- [WRITTEN EXERCISE] Records follow. Select each line holding "Deaths".

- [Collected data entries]
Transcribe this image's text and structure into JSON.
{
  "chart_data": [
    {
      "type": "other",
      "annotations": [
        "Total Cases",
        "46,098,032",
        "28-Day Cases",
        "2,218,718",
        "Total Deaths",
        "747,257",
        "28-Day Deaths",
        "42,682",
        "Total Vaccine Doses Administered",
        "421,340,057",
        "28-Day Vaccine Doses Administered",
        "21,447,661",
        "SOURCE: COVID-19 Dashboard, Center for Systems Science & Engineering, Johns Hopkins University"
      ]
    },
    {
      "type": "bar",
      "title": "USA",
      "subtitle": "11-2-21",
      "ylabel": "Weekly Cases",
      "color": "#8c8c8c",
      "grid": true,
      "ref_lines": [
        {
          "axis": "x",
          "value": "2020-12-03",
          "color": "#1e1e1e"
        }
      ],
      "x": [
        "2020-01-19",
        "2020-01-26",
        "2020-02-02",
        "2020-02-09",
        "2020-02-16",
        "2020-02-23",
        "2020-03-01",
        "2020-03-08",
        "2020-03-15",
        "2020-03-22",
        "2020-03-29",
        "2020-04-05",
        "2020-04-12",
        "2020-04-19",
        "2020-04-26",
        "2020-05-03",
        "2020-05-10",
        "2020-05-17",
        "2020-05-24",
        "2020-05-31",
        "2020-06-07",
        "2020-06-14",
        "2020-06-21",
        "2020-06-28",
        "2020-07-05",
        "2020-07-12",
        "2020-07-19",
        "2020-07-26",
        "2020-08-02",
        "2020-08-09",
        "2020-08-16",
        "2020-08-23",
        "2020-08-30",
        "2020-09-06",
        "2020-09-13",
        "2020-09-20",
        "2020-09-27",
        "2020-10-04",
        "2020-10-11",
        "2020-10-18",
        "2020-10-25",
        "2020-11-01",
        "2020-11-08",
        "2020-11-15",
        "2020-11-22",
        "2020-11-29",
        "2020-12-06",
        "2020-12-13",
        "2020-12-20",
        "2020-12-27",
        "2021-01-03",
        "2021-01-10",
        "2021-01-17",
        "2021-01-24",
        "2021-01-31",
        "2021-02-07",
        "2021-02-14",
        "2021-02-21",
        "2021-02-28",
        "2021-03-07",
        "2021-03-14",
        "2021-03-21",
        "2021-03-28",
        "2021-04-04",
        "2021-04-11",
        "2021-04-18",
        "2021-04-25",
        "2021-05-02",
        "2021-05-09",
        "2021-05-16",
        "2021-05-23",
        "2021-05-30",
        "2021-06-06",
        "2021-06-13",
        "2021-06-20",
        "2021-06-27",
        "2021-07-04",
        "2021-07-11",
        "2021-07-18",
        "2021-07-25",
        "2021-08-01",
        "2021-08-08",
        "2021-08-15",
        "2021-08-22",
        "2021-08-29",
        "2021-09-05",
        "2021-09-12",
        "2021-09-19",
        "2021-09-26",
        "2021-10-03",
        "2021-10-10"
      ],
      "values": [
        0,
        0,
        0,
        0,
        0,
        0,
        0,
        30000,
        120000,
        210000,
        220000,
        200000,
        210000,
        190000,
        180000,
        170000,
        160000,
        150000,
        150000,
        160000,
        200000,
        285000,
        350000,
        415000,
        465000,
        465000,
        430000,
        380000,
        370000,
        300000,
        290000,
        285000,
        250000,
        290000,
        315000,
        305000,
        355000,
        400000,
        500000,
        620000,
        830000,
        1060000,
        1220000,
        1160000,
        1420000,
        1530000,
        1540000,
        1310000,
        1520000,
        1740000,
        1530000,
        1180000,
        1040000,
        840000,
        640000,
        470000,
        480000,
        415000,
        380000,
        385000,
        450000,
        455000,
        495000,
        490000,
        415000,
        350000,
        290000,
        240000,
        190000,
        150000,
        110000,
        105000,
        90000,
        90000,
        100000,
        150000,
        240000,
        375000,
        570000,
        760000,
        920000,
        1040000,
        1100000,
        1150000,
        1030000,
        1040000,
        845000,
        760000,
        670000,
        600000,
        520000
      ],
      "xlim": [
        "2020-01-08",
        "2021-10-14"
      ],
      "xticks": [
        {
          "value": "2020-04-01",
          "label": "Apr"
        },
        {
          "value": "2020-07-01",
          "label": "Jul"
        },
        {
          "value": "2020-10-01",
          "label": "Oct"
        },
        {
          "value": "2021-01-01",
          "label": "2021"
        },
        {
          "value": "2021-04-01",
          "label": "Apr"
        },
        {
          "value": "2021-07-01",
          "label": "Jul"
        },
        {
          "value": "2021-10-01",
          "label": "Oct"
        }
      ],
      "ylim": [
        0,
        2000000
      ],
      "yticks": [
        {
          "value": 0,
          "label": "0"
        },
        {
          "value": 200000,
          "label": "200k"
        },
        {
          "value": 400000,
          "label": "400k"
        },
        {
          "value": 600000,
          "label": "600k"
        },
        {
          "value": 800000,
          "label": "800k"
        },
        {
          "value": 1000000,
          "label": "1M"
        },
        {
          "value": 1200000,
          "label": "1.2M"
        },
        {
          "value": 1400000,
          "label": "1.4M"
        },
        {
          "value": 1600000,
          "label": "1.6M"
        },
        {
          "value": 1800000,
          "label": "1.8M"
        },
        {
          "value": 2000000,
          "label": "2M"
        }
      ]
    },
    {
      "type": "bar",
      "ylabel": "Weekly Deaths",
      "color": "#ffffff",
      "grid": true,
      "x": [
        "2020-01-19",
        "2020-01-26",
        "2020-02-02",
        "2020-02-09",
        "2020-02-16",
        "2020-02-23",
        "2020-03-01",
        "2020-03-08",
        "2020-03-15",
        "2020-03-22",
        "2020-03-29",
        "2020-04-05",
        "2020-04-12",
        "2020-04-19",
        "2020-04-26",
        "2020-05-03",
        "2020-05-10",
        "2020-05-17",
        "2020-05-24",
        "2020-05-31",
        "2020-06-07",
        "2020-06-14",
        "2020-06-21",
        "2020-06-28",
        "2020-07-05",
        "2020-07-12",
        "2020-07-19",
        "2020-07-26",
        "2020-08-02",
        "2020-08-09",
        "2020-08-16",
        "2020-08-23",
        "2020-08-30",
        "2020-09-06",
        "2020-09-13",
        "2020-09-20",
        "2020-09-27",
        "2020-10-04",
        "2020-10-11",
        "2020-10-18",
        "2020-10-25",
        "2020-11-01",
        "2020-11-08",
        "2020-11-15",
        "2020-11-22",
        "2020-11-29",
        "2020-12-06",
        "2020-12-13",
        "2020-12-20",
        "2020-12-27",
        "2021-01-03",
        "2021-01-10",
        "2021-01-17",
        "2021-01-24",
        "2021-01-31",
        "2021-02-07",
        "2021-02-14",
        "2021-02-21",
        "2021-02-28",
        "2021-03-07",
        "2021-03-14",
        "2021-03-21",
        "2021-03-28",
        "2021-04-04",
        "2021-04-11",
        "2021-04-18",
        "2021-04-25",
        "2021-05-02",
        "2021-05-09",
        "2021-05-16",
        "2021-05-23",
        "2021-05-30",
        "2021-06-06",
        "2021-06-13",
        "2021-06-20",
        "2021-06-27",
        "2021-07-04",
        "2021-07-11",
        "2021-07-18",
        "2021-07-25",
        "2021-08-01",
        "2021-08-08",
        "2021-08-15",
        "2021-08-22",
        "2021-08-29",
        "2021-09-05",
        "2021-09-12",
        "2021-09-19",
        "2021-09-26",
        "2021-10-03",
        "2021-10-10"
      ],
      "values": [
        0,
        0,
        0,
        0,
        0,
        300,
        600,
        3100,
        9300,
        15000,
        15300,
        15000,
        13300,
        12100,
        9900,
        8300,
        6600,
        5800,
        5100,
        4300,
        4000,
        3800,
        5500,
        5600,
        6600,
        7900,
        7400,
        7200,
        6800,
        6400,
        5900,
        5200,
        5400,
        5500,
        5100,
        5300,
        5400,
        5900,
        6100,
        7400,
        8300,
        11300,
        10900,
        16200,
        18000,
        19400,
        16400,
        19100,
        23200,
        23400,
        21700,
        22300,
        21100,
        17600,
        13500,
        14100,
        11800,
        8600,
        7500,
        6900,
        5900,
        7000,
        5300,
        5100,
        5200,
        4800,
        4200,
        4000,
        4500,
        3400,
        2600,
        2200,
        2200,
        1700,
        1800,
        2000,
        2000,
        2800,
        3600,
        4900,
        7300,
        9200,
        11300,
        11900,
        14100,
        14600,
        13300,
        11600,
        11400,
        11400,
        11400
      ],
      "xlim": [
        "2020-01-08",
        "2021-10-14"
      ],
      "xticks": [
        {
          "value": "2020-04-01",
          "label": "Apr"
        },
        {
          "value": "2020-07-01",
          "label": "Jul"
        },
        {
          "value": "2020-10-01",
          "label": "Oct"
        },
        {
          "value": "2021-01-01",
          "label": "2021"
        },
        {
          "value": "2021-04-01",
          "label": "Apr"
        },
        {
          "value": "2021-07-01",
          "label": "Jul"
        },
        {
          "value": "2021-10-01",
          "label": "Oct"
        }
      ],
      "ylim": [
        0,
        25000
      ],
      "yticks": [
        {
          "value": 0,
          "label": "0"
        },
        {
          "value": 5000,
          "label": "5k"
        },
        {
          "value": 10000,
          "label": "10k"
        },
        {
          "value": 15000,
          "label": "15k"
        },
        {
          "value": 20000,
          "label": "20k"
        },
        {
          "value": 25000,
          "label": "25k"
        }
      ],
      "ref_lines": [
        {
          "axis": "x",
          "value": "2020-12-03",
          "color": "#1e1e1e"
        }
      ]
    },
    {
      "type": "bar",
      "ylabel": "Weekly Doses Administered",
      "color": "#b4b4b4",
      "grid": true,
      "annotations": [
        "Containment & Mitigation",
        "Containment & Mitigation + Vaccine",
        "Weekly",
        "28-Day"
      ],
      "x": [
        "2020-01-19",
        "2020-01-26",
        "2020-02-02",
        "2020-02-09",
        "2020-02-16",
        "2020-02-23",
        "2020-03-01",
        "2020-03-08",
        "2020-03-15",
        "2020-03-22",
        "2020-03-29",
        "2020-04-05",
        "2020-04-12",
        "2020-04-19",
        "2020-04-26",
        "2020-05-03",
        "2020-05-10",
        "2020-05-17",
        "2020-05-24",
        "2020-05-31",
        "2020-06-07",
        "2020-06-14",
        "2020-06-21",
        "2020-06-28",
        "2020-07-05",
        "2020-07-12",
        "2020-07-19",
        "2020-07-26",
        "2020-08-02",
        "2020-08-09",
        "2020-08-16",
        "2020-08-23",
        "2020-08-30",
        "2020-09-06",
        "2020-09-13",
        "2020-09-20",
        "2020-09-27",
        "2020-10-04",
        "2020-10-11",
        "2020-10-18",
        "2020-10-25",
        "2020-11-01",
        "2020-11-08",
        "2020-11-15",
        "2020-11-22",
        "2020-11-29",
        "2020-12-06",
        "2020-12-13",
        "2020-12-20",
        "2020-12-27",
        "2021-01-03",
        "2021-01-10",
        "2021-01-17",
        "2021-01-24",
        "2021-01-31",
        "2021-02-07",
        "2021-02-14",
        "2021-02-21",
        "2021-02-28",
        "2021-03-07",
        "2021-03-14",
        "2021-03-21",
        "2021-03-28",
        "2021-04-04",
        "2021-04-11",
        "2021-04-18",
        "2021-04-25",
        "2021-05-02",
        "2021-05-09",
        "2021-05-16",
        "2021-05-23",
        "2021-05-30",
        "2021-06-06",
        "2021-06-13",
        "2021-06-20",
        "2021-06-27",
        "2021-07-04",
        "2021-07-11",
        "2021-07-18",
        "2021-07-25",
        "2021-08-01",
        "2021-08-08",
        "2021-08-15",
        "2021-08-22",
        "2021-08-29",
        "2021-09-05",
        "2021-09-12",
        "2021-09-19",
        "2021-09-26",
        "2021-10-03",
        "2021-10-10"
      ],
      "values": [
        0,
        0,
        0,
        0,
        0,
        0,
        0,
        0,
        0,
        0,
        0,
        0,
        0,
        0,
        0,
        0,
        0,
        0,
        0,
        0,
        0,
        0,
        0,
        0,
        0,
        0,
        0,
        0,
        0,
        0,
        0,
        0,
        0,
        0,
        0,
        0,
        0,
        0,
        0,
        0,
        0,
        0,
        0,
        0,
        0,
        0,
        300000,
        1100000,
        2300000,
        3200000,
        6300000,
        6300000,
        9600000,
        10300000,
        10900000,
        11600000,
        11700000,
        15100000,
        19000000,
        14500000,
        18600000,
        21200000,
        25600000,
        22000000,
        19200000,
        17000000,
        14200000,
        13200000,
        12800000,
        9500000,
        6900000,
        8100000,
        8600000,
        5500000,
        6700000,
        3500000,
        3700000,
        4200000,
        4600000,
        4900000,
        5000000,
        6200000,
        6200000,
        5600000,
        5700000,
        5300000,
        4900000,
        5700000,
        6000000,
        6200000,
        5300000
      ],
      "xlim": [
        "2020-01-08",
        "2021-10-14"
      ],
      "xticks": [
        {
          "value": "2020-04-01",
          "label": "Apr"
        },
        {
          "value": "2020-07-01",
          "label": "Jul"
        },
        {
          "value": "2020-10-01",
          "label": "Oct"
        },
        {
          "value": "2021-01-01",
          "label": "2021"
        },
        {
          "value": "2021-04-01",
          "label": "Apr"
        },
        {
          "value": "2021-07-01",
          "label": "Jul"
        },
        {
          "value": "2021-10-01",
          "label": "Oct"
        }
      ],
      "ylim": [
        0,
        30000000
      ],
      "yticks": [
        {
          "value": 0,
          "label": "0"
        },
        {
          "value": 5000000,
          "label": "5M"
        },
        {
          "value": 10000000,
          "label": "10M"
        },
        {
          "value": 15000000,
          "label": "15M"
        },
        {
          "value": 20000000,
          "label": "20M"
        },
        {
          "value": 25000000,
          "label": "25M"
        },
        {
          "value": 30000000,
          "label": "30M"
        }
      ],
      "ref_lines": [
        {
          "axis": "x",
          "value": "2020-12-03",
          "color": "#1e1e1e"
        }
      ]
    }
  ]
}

- [ANSWER FOR THE TASK]
        "Total Deaths",
        "28-Day Deaths",
      "ylabel": "Weekly Deaths",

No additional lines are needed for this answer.